>>>>

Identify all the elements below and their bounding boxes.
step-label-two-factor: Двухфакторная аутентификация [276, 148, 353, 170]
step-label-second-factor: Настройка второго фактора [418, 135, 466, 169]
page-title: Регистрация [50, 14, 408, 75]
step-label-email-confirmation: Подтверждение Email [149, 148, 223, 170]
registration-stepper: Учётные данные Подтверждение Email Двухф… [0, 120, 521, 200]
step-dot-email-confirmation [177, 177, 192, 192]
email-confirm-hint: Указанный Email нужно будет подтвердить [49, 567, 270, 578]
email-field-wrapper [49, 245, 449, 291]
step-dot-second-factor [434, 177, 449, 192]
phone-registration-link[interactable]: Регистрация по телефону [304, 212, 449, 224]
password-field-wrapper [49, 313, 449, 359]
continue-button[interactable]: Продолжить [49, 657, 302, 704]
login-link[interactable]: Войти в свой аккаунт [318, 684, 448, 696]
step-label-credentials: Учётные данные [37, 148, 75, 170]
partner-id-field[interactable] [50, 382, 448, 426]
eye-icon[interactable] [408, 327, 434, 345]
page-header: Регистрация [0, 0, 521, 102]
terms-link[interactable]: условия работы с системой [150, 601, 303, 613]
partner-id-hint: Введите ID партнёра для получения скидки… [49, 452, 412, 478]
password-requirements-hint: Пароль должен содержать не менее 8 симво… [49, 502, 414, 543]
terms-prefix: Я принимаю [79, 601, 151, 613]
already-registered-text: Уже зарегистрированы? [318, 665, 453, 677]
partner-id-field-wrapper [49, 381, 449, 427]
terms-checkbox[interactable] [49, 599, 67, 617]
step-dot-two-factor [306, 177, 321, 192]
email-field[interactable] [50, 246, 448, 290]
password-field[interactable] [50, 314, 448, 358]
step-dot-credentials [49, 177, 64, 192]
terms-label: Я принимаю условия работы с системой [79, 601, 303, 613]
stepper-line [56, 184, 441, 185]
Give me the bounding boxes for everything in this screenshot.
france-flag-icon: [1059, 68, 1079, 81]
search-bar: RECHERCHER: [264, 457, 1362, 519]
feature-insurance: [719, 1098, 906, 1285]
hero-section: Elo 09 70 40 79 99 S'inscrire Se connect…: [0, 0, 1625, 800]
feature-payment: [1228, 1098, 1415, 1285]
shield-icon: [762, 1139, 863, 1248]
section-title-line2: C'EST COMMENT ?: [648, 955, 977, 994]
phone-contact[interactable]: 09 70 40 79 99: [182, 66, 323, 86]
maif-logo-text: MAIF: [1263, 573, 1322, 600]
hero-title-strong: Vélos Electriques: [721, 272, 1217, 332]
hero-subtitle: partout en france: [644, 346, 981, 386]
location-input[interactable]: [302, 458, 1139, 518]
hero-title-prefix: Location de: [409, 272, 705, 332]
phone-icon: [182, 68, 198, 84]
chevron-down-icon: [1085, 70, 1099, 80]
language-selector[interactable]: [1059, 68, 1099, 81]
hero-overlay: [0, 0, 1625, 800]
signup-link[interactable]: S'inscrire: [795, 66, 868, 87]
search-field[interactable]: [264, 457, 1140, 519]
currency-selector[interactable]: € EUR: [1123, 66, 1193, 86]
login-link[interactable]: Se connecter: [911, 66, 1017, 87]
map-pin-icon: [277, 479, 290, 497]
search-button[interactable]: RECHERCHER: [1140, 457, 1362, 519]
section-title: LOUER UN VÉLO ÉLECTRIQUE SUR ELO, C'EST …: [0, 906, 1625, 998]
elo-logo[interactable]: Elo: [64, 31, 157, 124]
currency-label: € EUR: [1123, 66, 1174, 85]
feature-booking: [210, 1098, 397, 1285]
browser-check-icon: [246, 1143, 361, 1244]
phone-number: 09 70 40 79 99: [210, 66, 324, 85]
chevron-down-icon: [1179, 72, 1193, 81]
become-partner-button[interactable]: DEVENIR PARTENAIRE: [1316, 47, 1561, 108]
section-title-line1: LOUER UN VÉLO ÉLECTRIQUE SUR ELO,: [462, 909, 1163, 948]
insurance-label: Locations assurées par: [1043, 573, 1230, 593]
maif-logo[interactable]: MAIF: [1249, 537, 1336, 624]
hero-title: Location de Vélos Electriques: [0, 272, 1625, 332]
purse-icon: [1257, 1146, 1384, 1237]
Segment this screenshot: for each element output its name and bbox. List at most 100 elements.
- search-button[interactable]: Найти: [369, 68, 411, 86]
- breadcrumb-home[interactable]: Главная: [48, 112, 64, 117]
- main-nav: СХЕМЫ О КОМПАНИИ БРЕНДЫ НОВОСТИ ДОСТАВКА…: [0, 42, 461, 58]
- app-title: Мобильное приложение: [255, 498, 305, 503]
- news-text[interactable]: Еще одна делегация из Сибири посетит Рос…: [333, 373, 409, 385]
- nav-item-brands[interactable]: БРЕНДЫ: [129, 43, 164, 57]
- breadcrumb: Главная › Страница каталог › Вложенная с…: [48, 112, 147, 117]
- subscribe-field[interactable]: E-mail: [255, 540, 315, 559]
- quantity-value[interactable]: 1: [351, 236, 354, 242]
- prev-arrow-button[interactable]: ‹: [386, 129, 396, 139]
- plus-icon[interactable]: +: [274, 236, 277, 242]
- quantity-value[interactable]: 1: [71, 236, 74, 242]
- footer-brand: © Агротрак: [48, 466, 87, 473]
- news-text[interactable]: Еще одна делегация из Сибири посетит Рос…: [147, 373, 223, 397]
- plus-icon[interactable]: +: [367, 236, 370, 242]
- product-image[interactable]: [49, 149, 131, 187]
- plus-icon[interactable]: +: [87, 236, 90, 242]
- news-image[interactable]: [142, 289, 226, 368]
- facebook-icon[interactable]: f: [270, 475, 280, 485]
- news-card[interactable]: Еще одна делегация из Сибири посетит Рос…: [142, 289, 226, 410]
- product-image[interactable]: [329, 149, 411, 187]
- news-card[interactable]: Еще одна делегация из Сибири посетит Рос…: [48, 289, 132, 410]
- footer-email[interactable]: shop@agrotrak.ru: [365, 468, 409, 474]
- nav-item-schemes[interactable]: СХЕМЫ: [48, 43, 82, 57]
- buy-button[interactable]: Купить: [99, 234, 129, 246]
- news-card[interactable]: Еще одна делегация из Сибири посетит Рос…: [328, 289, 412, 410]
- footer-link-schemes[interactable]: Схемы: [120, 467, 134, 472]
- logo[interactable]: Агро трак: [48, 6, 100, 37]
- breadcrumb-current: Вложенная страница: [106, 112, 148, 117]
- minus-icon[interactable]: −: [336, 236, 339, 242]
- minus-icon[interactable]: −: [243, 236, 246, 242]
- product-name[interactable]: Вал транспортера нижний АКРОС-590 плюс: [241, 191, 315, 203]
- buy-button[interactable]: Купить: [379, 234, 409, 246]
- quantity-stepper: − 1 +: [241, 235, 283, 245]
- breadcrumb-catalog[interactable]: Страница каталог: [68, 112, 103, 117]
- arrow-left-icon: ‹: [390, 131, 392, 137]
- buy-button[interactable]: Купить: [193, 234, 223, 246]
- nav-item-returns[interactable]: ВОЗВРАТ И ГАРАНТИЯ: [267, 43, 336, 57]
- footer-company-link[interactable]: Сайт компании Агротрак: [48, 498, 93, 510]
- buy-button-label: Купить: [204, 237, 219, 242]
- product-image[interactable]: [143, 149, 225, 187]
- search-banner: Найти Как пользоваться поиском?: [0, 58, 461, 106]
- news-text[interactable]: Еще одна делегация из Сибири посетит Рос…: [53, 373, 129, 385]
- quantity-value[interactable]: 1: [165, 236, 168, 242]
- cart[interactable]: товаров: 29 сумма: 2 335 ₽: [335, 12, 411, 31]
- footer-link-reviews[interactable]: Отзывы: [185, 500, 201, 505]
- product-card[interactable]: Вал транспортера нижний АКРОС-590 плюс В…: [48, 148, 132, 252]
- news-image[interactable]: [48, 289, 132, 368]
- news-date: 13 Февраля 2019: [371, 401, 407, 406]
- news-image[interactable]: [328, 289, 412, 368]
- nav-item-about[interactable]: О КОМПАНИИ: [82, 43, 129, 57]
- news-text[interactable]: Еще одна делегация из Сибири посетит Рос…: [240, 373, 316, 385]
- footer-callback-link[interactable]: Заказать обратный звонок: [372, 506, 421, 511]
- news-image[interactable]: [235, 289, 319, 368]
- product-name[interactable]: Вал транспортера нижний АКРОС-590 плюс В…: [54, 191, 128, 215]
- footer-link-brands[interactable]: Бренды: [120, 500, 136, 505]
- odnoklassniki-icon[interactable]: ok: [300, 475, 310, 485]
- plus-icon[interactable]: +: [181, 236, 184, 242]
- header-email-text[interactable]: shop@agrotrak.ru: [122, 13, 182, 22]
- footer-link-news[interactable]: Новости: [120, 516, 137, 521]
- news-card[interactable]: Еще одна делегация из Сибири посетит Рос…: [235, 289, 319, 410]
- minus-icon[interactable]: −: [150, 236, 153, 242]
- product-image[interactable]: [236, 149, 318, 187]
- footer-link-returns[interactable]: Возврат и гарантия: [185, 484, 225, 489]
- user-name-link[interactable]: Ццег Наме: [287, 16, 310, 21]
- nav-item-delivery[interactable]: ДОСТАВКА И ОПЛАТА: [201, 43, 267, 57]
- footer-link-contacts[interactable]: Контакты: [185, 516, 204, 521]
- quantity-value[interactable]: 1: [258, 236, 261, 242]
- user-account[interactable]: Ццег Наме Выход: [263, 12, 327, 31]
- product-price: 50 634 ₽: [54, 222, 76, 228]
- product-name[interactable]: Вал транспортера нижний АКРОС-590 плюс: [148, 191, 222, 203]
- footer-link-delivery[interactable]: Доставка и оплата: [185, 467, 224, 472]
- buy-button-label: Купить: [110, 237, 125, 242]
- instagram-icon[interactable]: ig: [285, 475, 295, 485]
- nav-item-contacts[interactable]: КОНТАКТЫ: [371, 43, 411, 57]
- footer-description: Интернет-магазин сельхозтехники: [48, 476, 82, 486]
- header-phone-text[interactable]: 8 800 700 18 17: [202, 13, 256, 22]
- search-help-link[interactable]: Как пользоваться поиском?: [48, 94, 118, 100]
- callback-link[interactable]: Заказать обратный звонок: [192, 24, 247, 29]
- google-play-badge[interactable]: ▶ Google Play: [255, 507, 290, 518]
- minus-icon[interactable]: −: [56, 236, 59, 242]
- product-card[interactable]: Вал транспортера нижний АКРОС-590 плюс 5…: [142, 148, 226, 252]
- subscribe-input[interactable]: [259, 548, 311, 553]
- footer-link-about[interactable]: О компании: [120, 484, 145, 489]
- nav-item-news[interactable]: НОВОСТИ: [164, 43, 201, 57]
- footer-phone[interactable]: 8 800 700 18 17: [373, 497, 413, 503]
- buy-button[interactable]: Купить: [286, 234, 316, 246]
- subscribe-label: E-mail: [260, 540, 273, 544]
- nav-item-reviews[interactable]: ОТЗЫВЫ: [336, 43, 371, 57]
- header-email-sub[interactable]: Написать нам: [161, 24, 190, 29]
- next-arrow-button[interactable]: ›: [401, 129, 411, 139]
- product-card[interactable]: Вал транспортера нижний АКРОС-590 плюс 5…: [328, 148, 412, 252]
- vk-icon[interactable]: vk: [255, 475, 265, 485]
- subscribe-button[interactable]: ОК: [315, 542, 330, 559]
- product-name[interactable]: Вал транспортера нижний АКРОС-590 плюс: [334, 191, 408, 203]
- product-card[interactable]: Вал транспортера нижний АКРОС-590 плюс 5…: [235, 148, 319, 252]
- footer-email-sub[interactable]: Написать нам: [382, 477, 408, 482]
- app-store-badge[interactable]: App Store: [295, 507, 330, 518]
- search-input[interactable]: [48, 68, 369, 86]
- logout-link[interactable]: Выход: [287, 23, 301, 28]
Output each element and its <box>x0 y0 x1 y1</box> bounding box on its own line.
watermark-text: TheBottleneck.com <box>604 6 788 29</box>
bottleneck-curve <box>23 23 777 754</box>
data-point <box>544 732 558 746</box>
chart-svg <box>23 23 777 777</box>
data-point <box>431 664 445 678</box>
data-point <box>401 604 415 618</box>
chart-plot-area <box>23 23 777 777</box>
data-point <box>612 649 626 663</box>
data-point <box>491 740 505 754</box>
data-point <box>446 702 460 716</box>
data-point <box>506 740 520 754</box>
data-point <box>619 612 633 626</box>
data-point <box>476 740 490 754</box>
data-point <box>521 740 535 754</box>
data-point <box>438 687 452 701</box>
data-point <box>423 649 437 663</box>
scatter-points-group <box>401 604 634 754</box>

<<<<

### EXERCISE GOAL
Rewrite the stretch of the listing from its first line through the line containing "step-dot-second-factor [434, 177, 449, 192]" as a Markdown table with two columns, Row and Line Text. Number each line in order and leave out any blank lines.

### REPLY
| Row | Line Text |
|---|---|
| 1 | Identify all the elements below and their bounding boxes. |
| 2 | step-label-two-factor: Двухфакторная аутентификация [276, 148, 353, 170] |
| 3 | step-label-second-factor: Настройка второго фактора [418, 135, 466, 169] |
| 4 | page-title: Регистрация [50, 14, 408, 75] |
| 5 | step-label-email-confirmation: Подтверждение Email [149, 148, 223, 170] |
| 6 | registration-stepper: Учётные данные Подтверждение Email Двухф… [0, 120, 521, 200] |
| 7 | step-dot-email-confirmation [177, 177, 192, 192] |
| 8 | email-confirm-hint: Указанный Email нужно будет подтвердить [49, 567, 270, 578] |
| 9 | email-field-wrapper [49, 245, 449, 291] |
| 10 | step-dot-second-factor [434, 177, 449, 192] |